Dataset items
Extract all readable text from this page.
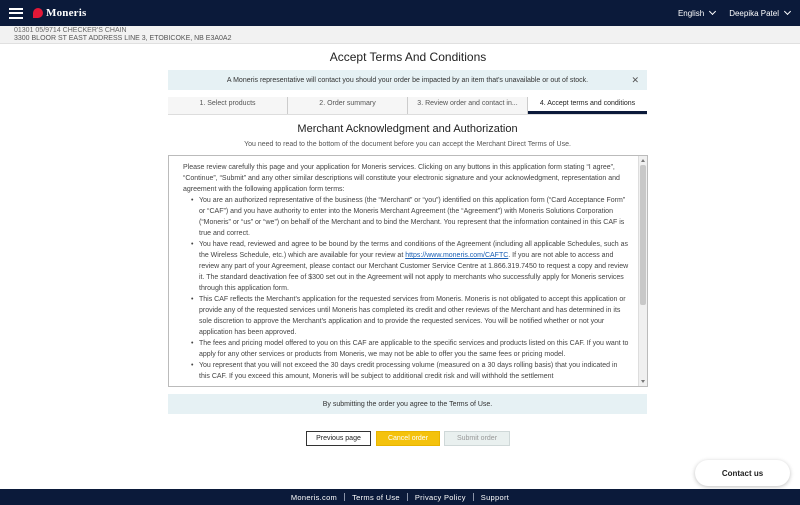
Moneris	English	Deepika Patel
01301 05/9714 CHECKER'S CHAIN
3300 BLOOR ST EAST ADDRESS LINE 3, ETOBICOKE, NB E3A0A2
Accept Terms And Conditions
A Moneris representative will contact you should your order be impacted by an item that's unavailable or out of stock.	✕
1. Select products	2. Order summary	3. Review order and contact in...	4. Accept terms and conditions
Merchant Acknowledgment and Authorization
You need to read to the bottom of the document before you can accept the Merchant Direct Terms of Use.

Please review carefully this page and your application for Moneris services. Clicking on any buttons in this application form stating “I agree”, “Continue”, “Submit” and any other similar descriptions will constitute your electronic signature and your acknowledgment, representation and agreement with the following application form terms:

• You are an authorized representative of the business (the “Merchant” or “you”) identified on this application form (“Card Acceptance Form” or “CAF”) and you have authority to enter into the Moneris Merchant Agreement (the “Agreement”) with Moneris Solutions Corporation (“Moneris” or “us” or “we”) on behalf of the Merchant and to bind the Merchant. You represent that the information contained in this CAF is true and correct.
• You have read, reviewed and agree to be bound by the terms and conditions of the Agreement (including all applicable Schedules, such as the Wireless Schedule, etc.) which are available for your review at https://www.moneris.com/CAFTC. If you are not able to access and review any part of your Agreement, please contact our Merchant Customer Service Centre at 1.866.319.7450 to request a copy and review it. The standard deactivation fee of $300 set out in the Agreement will not apply to merchants who successfully apply for Moneris services through this application form.
• This CAF reflects the Merchant's application for the requested services from Moneris. Moneris is not obligated to accept this application or provide any of the requested services until Moneris has completed its credit and other reviews of the Merchant and has determined in its sole discretion to approve the Merchant's application and to provide the requested services. You will be notified whether or not your application has been approved.
• The fees and pricing model offered to you on this CAF are applicable to the specific services and products listed on this CAF. If you want to apply for any other services or products from Moneris, we may not be able to offer you the same fees or pricing model.
• You represent that you will not exceed the 30 days credit processing volume (measured on a 30 days rolling basis) that you indicated in this CAF. If you exceed this amount, Moneris will be subject to additional credit risk and will withhold the settlement
By submitting the order you agree to the Terms of Use.
Previous page	Cancel order	Submit order
Contact us
Moneris.com	Terms of Use	Privacy Policy	Support
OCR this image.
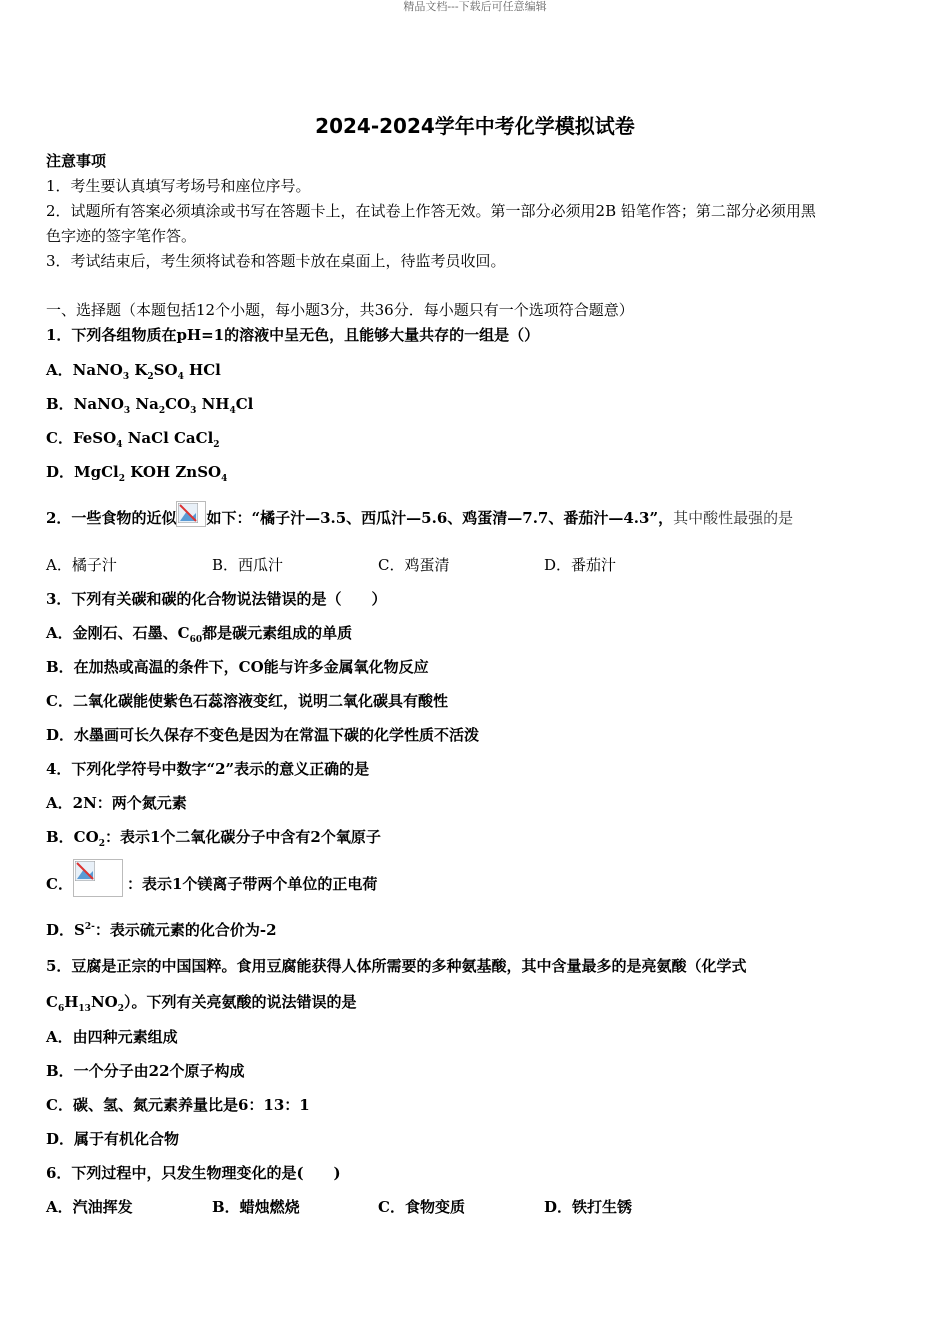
精品文档---下载后可任意编辑
2024-2024学年中考化学模拟试卷
注意事项
1．考生要认真填写考场号和座位序号。
2．试题所有答案必须填涂或书写在答题卡上，在试卷上作答无效。第一部分必须用2B 铅笔作答；第二部分必须用黑
色字迹的签字笔作答。
3．考试结束后，考生须将试卷和答题卡放在桌面上，待监考员收回。
一、选择题（本题包括12个小题，每小题3分，共36分．每小题只有一个选项符合题意）
1．下列各组物质在pH=1的溶液中呈无色，且能够大量共存的一组是（）
A．NaNO$_3$ $K_2SO_4$ HCl
B．NaNO$_3$ $Na_2CO_3$ $NH_4Cl$
C．FeSO$_4$ NaCl CaCl$_2$
D．MgCl$_2$ KOH ZnSO$_4$
2．一些食物的近似 如下：“橘子汁—3.5、西瓜汁—5.6、鸡蛋清—7.7、番茄汁—4.3”，其中酸性最强的是
A．橘子汁	B．西瓜汁	C．鸡蛋清	D．番茄汁
3．下列有关碳和碳的化合物说法错误的是（　　）
A．金刚石、石墨、$C_{60}$都是碳元素组成的单质
B．在加热或高温的条件下，CO能与许多金属氧化物反应
C．二氧化碳能使紫色石蕊溶液变红，说明二氧化碳具有酸性
D．水墨画可长久保存不变色是因为在常温下碳的化学性质不活泼
4．下列化学符号中数字“2”表示的意义正确的是
A．2N：两个氮元素
B．$CO_2$：表示1个二氧化碳分子中含有2个氧原子
C．	：表示1个镁离子带两个单位的正电荷
D．$S^{2-}$：表示硫元素的化合价为-2
5．豆腐是正宗的中国国粹。食用豆腐能获得人体所需要的多种氨基酸，其中含量最多的是亮氨酸（化学式
$C_6H_{13}NO_2$）。下列有关亮氨酸的说法错误的是
A．由四种元素组成
B．一个分子由22个原子构成
C．碳、氢、氮元素养量比是6：13：1
D．属于有机化合物
6．下列过程中，只发生物理变化的是(　　)
A．汽油挥发	B．蜡烛燃烧	C．食物变质	D．铁打生锈
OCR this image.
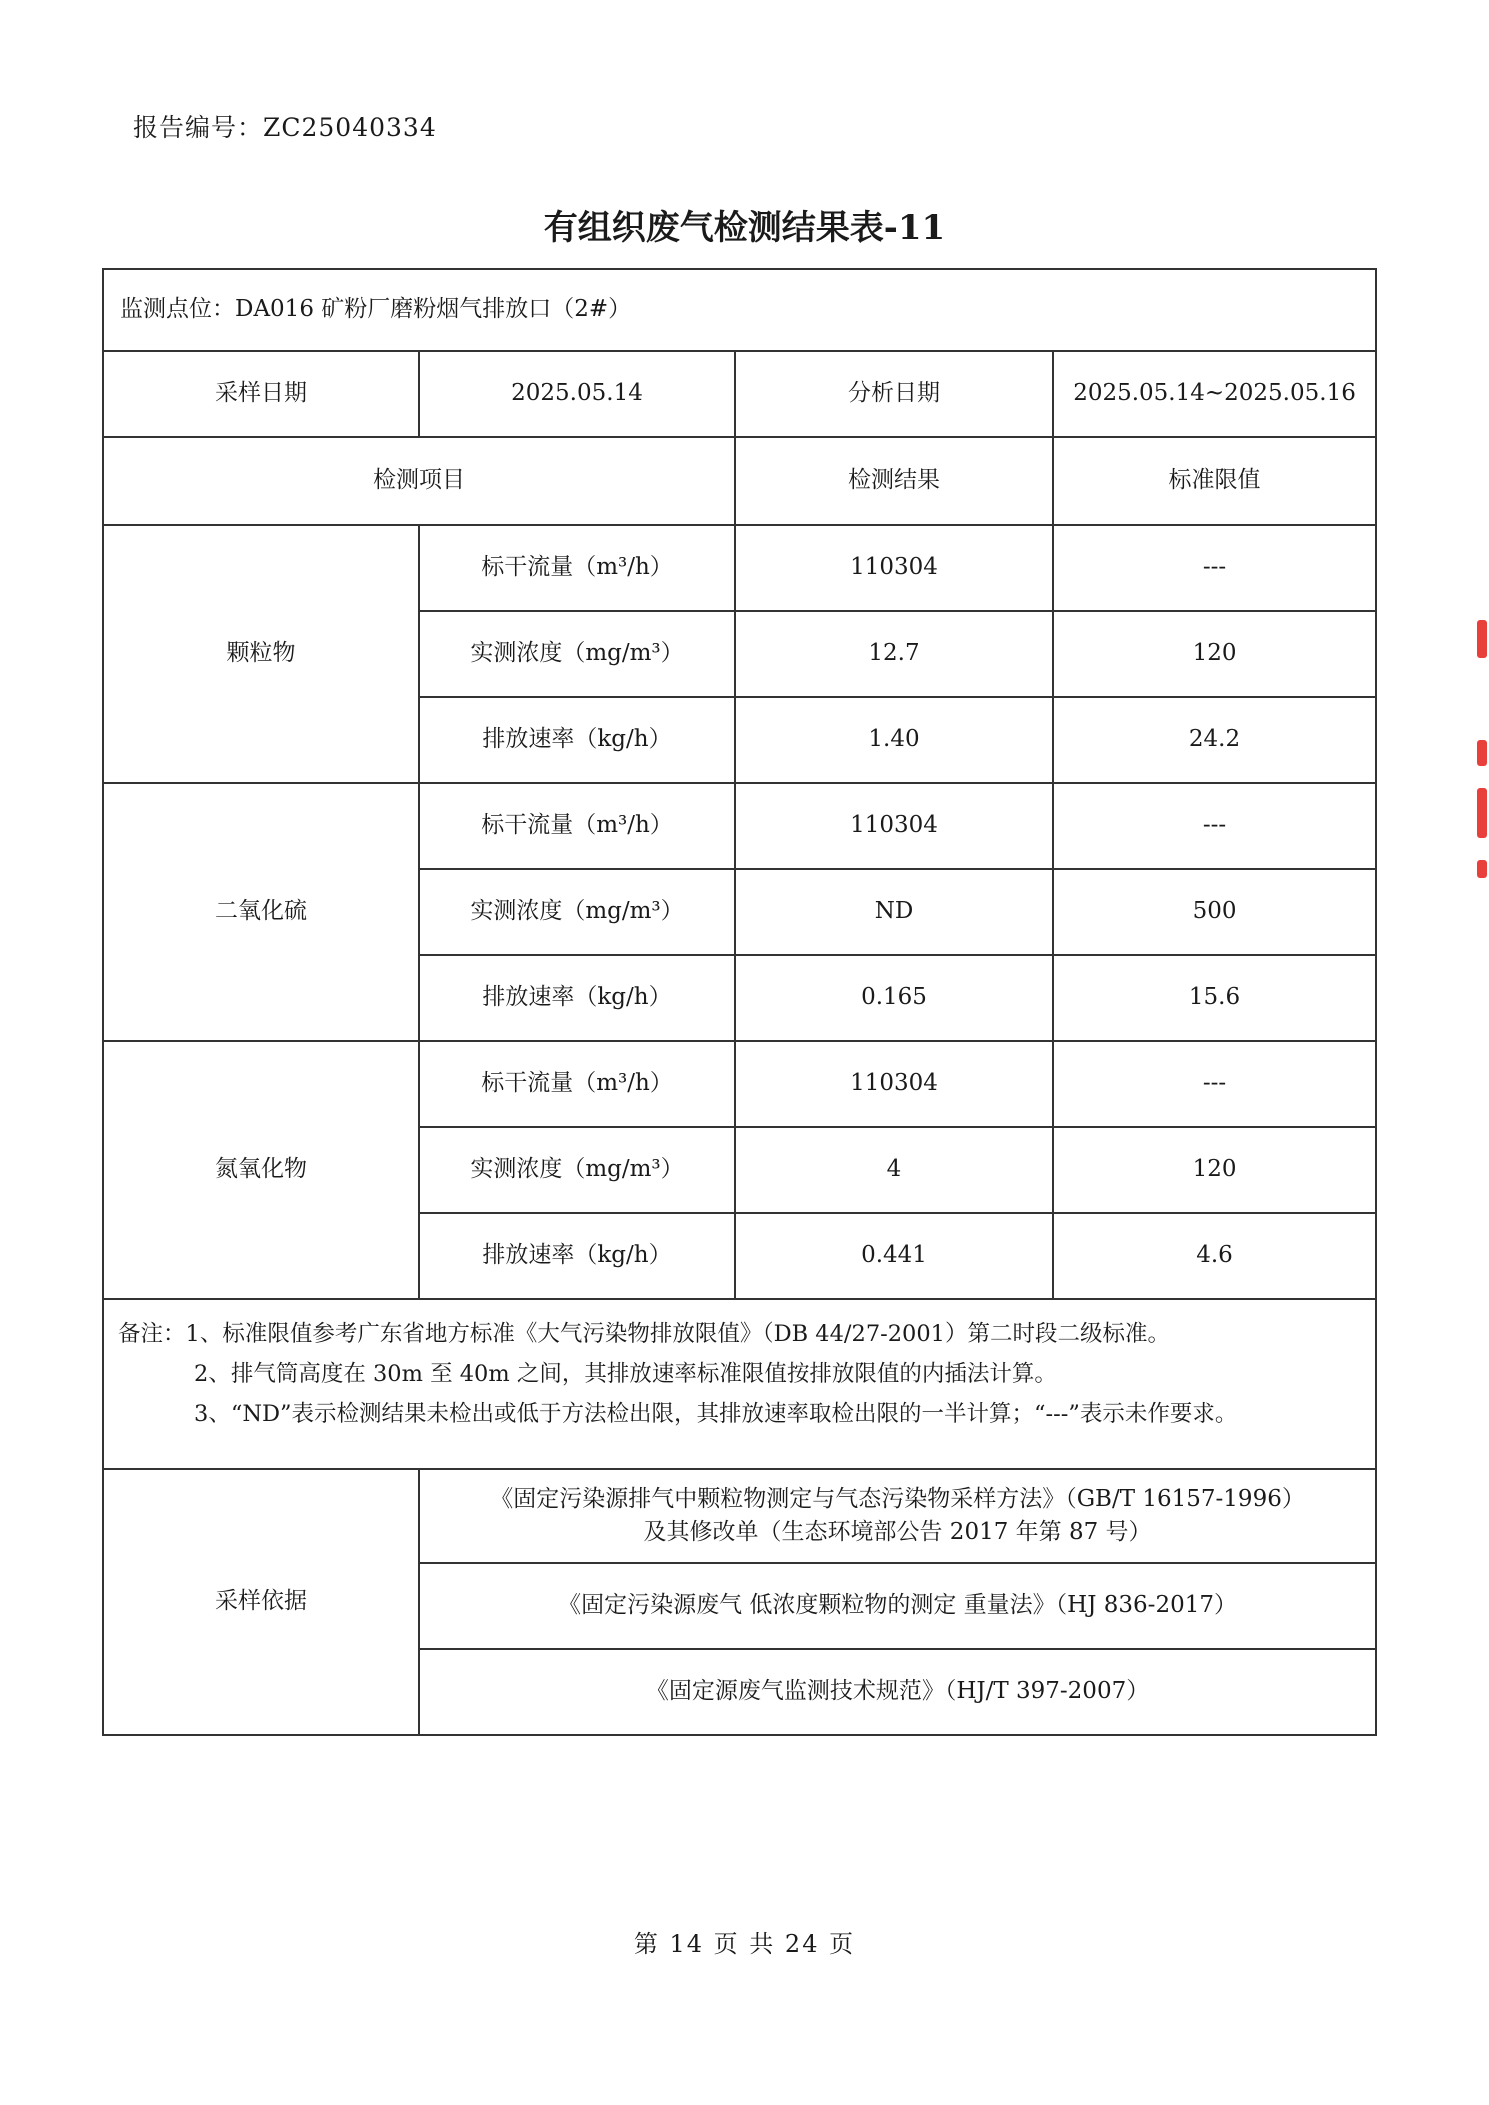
报告编号：ZC25040334
有组织废气检测结果表-11
监测点位：DA016 矿粉厂磨粉烟气排放口（2#）			
采样日期	2025.05.14	分析日期	2025.05.14~2025.05.16
检测项目		检测结果	标准限值
颗粒物	标干流量（m³/h）	110304	---
	实测浓度（mg/m³）	12.7	120
	排放速率（kg/h）	1.40	24.2
二氧化硫	标干流量（m³/h）	110304	---
	实测浓度（mg/m³）	ND	500
	排放速率（kg/h）	0.165	15.6
氮氧化物	标干流量（m³/h）	110304	---
	实测浓度（mg/m³）	4	120
	排放速率（kg/h）	0.441	4.6

备注：1、标准限值参考广东省地方标准《大气污染物排放限值》（DB 44/27-2001）第二时段二级标准。
2、排气筒高度在 30m 至 40m 之间，其排放速率标准限值按排放限值的内插法计算。
3、“ND”表示检测结果未检出或低于方法检出限，其排放速率取检出限的一半计算；“---”表示未作要求。			

采样依据	《固定污染源排气中颗粒物测定与气态污染物采样方法》（GB/T 16157-1996）
及其修改单（生态环境部公告 2017 年第 87 号）		

	《固定污染源废气 低浓度颗粒物的测定 重量法》（HJ 836-2017）		

	《固定源废气监测技术规范》（HJ/T 397-2007）		
第 14 页 共 24 页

Written instruction
Every line holding "标干流量" should be copied out.

Exercise response
颗粒物	标干流量（m³/h）	110304	---
二氧化硫	标干流量（m³/h）	110304	---
氮氧化物	标干流量（m³/h）	110304	---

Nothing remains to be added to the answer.